Records from a collection:
################

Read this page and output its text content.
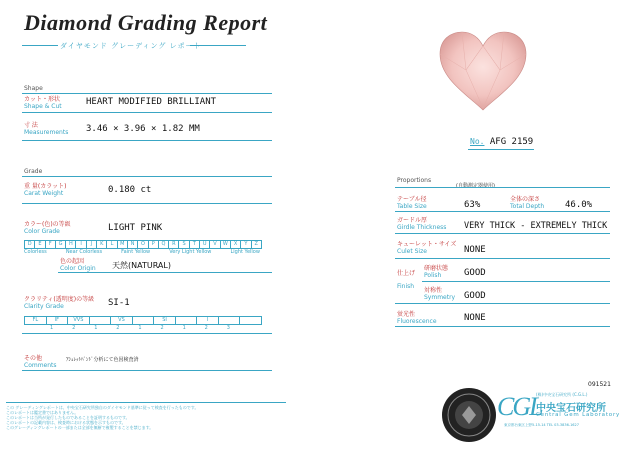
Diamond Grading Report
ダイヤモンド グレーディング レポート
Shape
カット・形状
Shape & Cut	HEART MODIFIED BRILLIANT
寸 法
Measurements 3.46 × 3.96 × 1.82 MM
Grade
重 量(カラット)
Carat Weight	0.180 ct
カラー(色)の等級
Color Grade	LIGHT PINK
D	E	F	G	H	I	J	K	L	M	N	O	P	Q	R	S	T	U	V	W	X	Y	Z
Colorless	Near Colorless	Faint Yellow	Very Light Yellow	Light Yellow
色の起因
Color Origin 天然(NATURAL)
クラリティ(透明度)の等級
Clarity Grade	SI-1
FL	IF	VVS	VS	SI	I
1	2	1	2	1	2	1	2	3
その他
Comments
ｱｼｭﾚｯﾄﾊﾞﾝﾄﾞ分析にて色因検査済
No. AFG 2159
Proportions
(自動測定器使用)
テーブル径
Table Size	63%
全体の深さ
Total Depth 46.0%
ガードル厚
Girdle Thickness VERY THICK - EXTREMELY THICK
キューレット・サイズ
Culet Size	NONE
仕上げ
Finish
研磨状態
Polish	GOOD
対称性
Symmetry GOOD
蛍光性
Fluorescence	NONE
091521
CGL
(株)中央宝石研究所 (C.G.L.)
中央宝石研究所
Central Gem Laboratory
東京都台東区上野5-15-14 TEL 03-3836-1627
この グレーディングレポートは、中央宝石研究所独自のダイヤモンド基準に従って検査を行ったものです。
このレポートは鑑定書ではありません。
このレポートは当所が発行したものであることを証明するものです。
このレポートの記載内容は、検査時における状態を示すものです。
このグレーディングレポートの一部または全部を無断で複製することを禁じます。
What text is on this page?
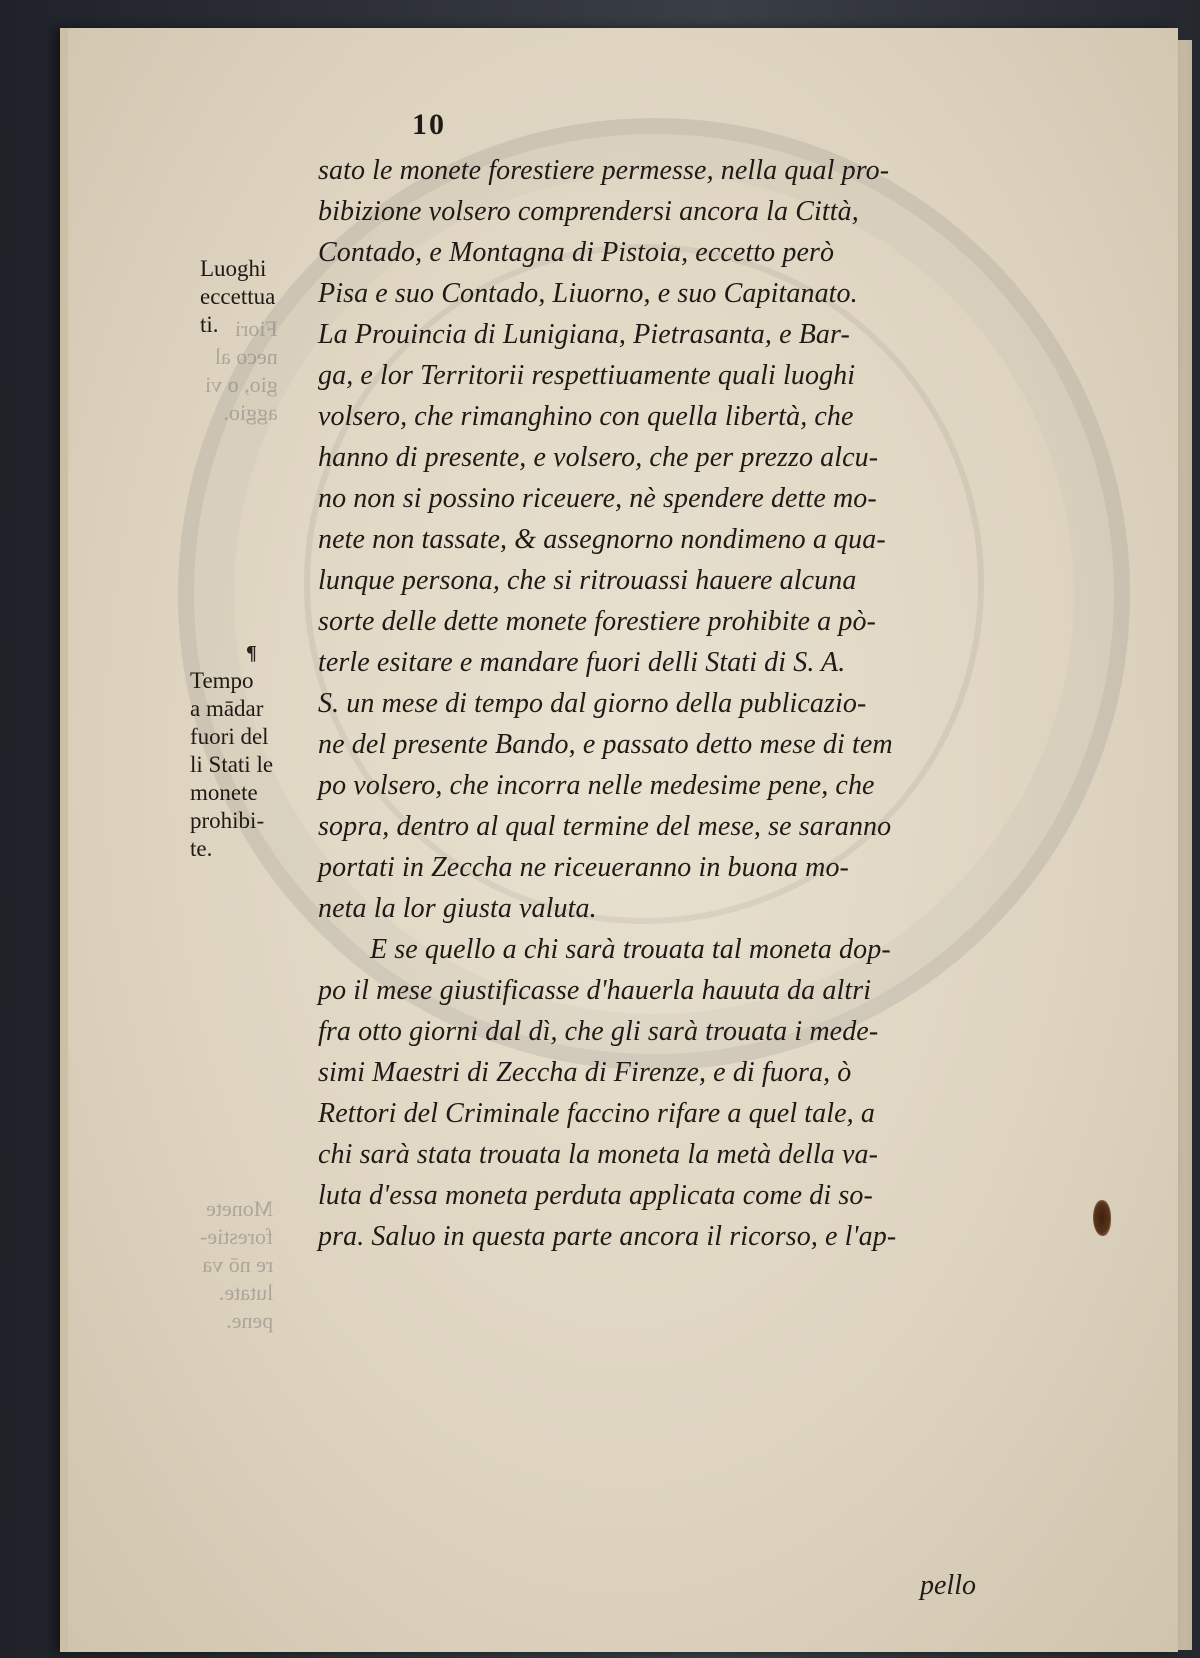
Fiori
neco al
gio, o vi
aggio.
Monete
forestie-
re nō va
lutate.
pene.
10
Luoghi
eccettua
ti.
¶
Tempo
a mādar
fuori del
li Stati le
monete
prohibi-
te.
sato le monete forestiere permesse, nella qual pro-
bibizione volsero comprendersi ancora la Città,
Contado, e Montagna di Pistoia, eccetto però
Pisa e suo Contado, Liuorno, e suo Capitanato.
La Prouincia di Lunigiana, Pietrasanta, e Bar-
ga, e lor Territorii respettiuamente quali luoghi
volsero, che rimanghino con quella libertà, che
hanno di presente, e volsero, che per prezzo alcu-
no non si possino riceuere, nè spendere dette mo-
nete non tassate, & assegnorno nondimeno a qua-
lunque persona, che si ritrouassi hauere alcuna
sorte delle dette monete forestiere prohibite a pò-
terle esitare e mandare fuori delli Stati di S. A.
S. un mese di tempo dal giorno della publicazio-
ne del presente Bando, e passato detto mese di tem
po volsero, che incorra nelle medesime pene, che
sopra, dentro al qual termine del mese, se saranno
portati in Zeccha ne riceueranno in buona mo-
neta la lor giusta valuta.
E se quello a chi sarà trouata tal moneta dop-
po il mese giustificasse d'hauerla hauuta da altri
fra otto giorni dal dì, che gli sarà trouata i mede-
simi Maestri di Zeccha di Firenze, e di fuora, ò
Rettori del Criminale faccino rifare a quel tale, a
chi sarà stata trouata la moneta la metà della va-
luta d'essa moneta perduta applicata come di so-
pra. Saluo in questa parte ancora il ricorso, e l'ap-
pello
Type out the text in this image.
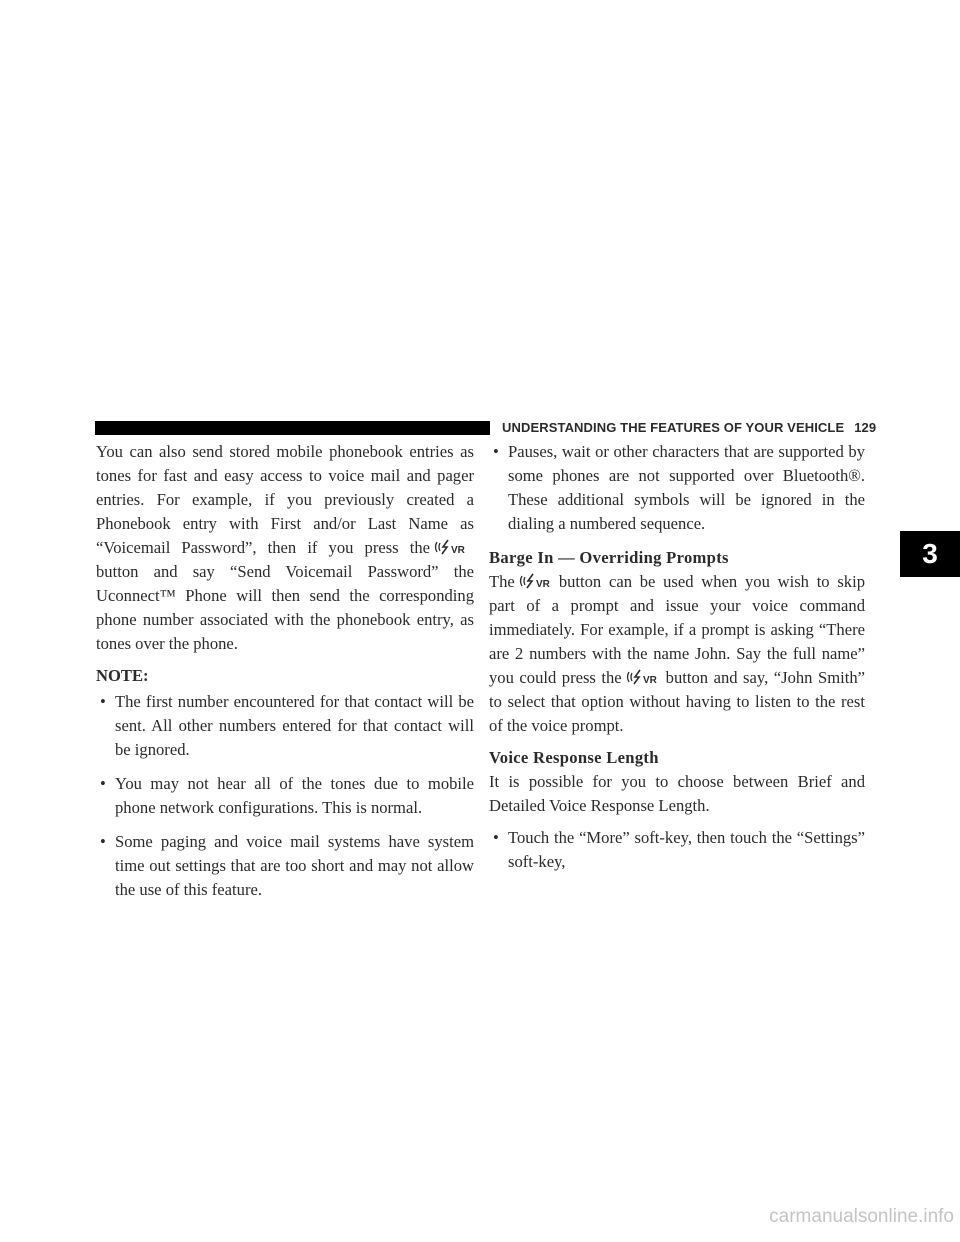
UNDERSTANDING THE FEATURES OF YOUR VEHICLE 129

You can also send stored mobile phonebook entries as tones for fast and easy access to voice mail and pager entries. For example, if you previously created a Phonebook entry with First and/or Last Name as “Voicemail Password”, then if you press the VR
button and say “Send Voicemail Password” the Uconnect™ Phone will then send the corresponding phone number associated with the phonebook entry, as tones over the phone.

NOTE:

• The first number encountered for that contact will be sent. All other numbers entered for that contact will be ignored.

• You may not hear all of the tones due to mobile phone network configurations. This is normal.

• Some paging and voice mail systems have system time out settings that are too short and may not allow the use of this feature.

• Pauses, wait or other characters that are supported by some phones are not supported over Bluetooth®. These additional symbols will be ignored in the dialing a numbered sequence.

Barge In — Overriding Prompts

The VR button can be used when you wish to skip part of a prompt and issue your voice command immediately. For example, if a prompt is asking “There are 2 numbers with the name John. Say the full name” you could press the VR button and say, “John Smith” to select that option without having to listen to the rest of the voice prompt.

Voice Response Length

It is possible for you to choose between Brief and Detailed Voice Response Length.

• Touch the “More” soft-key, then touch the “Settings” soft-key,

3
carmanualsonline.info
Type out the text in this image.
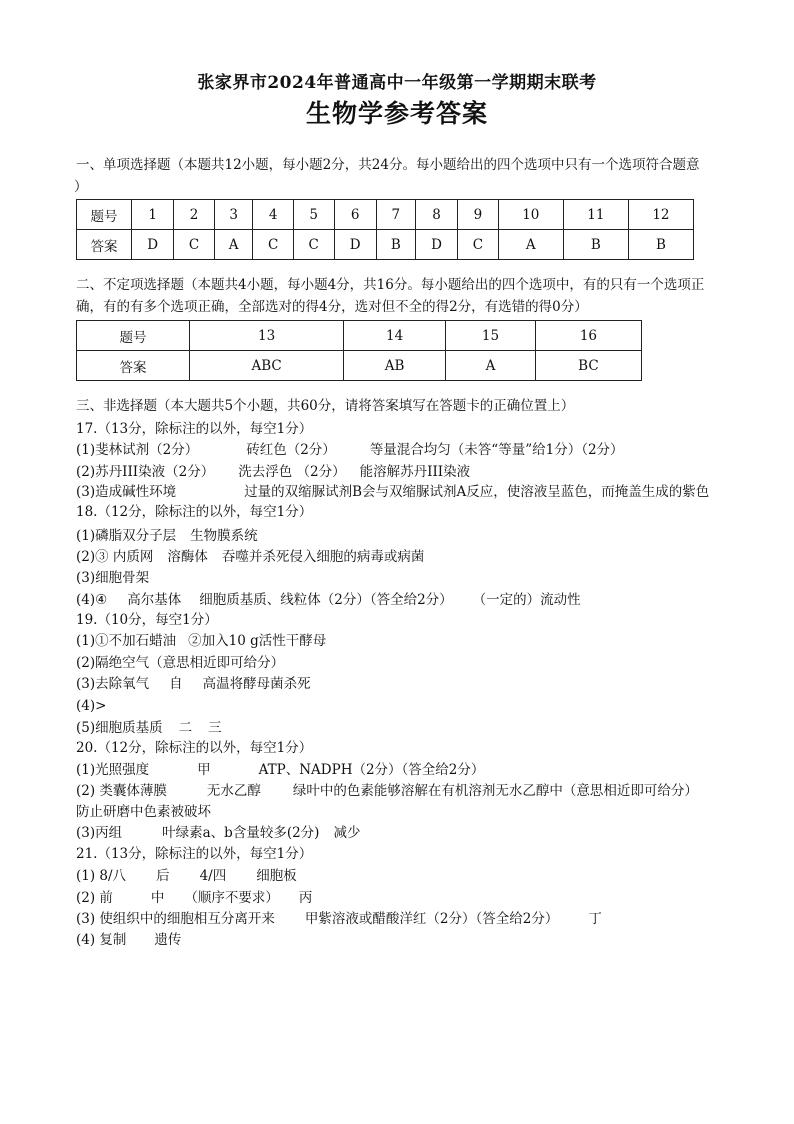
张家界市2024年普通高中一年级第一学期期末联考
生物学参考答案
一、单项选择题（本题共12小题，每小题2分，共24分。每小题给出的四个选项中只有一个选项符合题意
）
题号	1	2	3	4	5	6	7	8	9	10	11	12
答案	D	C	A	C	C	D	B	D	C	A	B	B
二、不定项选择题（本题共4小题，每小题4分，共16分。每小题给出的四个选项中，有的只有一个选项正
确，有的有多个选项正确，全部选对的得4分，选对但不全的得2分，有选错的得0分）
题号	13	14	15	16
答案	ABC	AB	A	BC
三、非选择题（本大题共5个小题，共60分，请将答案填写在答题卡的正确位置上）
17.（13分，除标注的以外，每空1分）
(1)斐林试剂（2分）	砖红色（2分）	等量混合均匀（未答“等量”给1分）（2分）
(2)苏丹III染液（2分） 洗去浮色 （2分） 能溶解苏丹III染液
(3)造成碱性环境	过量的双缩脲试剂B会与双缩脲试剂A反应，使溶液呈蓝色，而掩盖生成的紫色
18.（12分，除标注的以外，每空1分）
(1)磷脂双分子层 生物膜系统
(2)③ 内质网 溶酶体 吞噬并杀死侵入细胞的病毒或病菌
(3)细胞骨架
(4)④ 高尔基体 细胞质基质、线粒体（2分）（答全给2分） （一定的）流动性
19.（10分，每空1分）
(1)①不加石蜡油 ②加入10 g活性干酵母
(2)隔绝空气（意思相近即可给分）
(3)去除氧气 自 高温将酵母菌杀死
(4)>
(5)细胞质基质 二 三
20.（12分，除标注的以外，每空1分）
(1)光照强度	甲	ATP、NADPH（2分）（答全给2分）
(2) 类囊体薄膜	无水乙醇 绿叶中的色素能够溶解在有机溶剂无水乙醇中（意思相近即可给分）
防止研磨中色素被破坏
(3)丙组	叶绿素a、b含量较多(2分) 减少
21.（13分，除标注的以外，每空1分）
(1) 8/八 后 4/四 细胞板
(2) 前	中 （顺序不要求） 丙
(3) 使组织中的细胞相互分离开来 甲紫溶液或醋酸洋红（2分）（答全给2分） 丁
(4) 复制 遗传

################

* **Set problem**
Determine how many lines of this listing contain "della", and give only the number.

* **Answer for this exercise**
2